##### Entries supplied

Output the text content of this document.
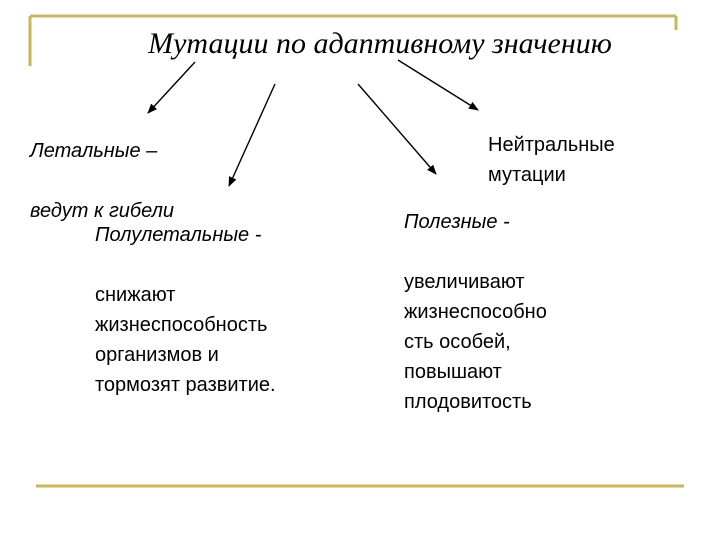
Мутации по адаптивному значению

Летальные –

ведут к гибели

Полулетальные -

снижают
жизнеспособность
организмов и
тормозят развитие.

Нейтральные
мутации

Полезные -

увеличивают
жизнеспособно
сть особей,
повышают
плодовитость
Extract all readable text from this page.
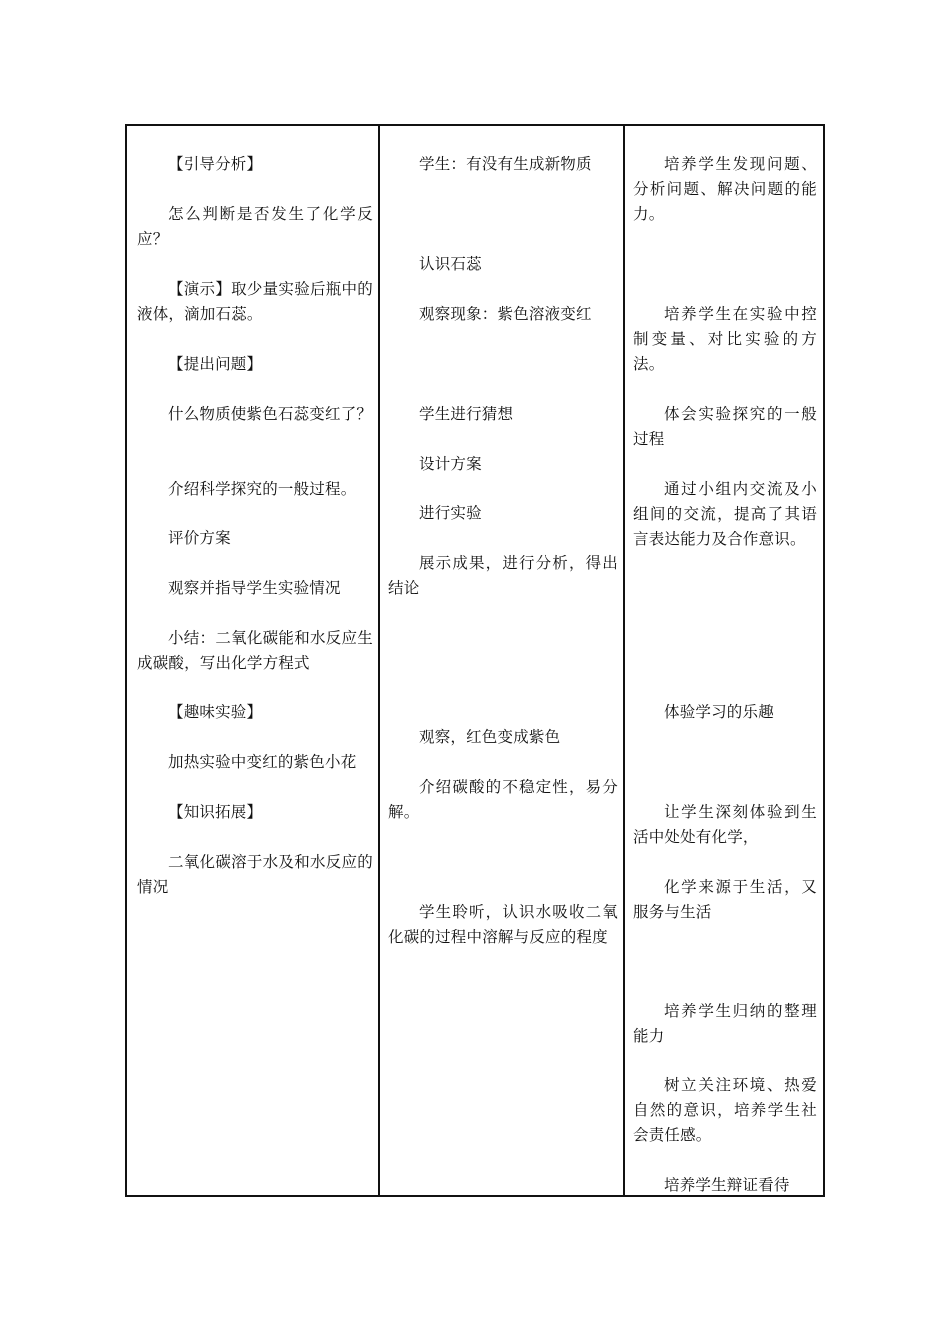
【引导分析】

怎么判断是否发生了化学反应？

【演示】取少量实验后瓶中的液体，滴加石蕊。

【提出问题】

什么物质使紫色石蕊变红了？

介绍科学探究的一般过程。

评价方案

观察并指导学生实验情况

小结：二氧化碳能和水反应生成碳酸，写出化学方程式

【趣味实验】

加热实验中变红的紫色小花

【知识拓展】

二氧化碳溶于水及和水反应的情况

学生：有没有生成新物质

认识石蕊

观察现象：紫色溶液变红

学生进行猜想

设计方案

进行实验

展示成果，进行分析，得出结论

观察，红色变成紫色

介绍碳酸的不稳定性，易分解。

学生聆听，认识水吸收二氧化碳的过程中溶解与反应的程度

培养学生发现问题、分析问题、解决问题的能力。

培养学生在实验中控制变量、对比实验的方法。

体会实验探究的一般过程

通过小组内交流及小组间的交流，提高了其语言表达能力及合作意识。

体验学习的乐趣

让学生深刻体验到生活中处处有化学，

化学来源于生活，又服务与生活

培养学生归纳的整理能力

树立关注环境、热爱自然的意识，培养学生社会责任感。

培养学生辩证看待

##########

From the entries above, copy out every line where the string "text" appears.

Output the text content of this document.
Extract all readable text from this page.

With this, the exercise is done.